> _Your task_
Set the data down again, exactly as it reads, but without the pictures.

> _Information supplied_
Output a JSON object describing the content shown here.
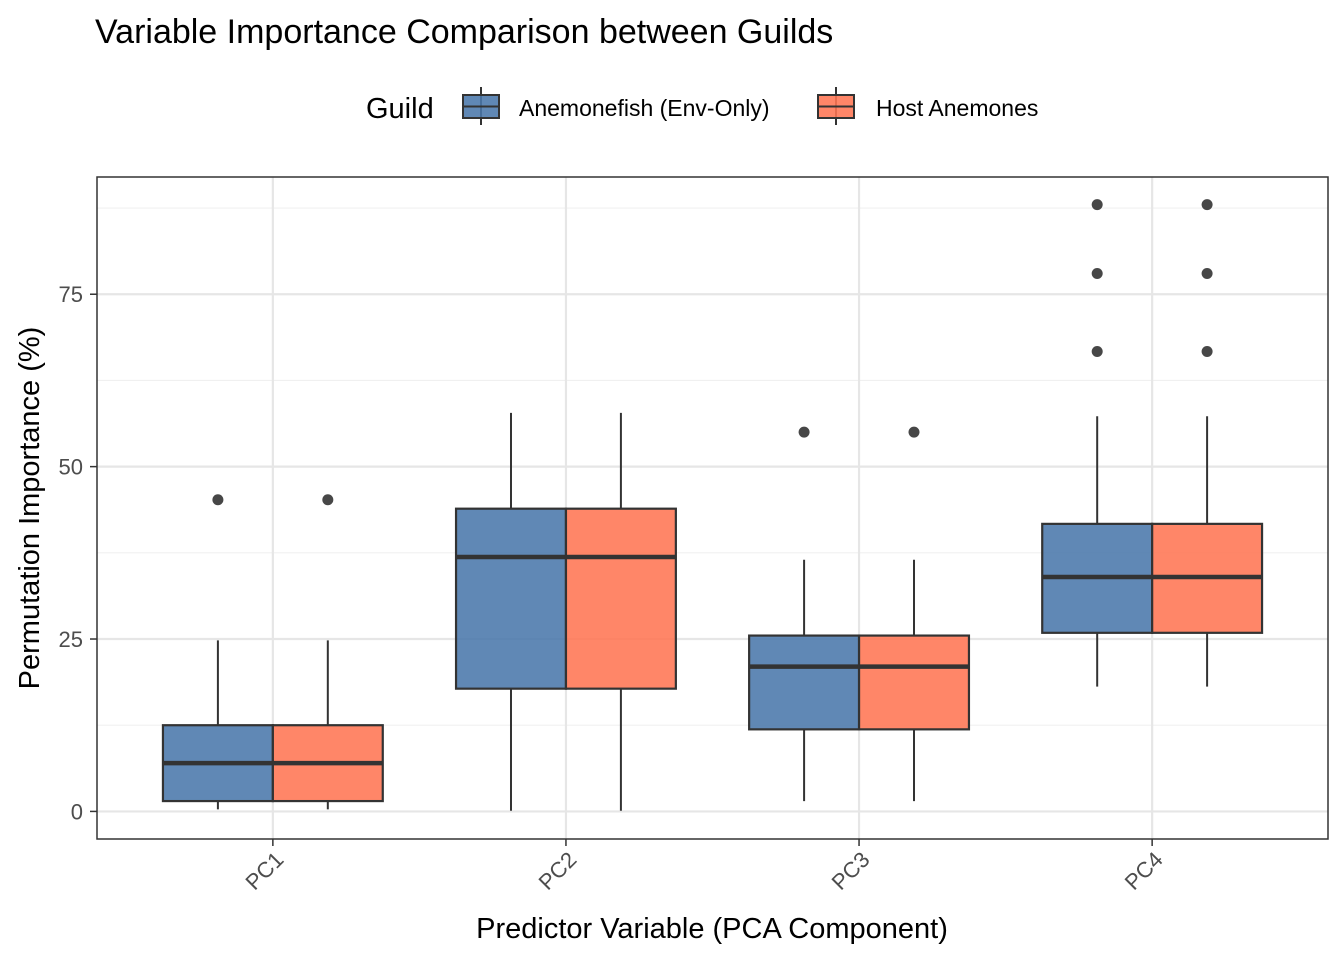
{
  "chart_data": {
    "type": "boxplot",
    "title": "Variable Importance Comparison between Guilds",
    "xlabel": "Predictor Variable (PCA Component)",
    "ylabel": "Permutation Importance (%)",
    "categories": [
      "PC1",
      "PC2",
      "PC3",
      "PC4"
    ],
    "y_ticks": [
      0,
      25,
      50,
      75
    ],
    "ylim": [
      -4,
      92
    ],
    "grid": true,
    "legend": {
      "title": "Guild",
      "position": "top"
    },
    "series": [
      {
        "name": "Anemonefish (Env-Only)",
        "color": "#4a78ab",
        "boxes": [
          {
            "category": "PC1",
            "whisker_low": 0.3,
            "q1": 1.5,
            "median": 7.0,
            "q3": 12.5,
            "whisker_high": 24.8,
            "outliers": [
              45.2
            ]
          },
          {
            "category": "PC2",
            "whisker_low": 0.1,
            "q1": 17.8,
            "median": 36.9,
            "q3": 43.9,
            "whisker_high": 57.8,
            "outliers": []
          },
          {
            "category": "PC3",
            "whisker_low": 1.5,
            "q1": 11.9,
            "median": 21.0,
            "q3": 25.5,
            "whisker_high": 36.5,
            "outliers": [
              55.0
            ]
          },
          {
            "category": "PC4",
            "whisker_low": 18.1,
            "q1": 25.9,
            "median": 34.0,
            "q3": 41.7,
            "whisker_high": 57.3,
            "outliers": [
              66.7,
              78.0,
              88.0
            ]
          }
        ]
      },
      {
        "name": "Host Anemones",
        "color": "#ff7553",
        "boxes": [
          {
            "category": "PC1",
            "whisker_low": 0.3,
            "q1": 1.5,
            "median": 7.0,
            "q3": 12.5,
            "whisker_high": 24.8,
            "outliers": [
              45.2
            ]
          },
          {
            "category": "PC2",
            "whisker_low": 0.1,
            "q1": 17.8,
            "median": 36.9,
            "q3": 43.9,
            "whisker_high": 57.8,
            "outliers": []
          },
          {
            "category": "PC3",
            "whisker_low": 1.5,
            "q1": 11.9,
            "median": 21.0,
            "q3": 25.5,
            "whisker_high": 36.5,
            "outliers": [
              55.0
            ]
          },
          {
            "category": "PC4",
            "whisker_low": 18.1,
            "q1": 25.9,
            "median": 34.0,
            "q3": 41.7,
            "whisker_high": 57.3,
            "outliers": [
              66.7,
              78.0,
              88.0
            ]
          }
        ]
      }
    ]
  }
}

> _Correct output_
Output a JSON object describing the content shown here.
{
  "chart_data": {
    "type": "boxplot",
    "title": "Variable Importance Comparison between Guilds",
    "xlabel": "Predictor Variable (PCA Component)",
    "ylabel": "Permutation Importance (%)",
    "categories": [
      "PC1",
      "PC2",
      "PC3",
      "PC4"
    ],
    "y_ticks": [
      0,
      25,
      50,
      75
    ],
    "ylim": [
      -4,
      92
    ],
    "grid": true,
    "legend": {
      "title": "Guild",
      "position": "top"
    },
    "series": [
      {
        "name": "Anemonefish (Env-Only)",
        "color": "#4a78ab",
        "boxes": [
          {
            "category": "PC1",
            "whisker_low": 0.3,
            "q1": 1.5,
            "median": 7.0,
            "q3": 12.5,
            "whisker_high": 24.8,
            "outliers": [
              45.2
            ]
          },
          {
            "category": "PC2",
            "whisker_low": 0.1,
            "q1": 17.8,
            "median": 36.9,
            "q3": 43.9,
            "whisker_high": 57.8,
            "outliers": []
          },
          {
            "category": "PC3",
            "whisker_low": 1.5,
            "q1": 11.9,
            "median": 21.0,
            "q3": 25.5,
            "whisker_high": 36.5,
            "outliers": [
              55.0
            ]
          },
          {
            "category": "PC4",
            "whisker_low": 18.1,
            "q1": 25.9,
            "median": 34.0,
            "q3": 41.7,
            "whisker_high": 57.3,
            "outliers": [
              66.7,
              78.0,
              88.0
            ]
          }
        ]
      },
      {
        "name": "Host Anemones",
        "color": "#ff7553",
        "boxes": [
          {
            "category": "PC1",
            "whisker_low": 0.3,
            "q1": 1.5,
            "median": 7.0,
            "q3": 12.5,
            "whisker_high": 24.8,
            "outliers": [
              45.2
            ]
          },
          {
            "category": "PC2",
            "whisker_low": 0.1,
            "q1": 17.8,
            "median": 36.9,
            "q3": 43.9,
            "whisker_high": 57.8,
            "outliers": []
          },
          {
            "category": "PC3",
            "whisker_low": 1.5,
            "q1": 11.9,
            "median": 21.0,
            "q3": 25.5,
            "whisker_high": 36.5,
            "outliers": [
              55.0
            ]
          },
          {
            "category": "PC4",
            "whisker_low": 18.1,
            "q1": 25.9,
            "median": 34.0,
            "q3": 41.7,
            "whisker_high": 57.3,
            "outliers": [
              66.7,
              78.0,
              88.0
            ]
          }
        ]
      }
    ]
  }
}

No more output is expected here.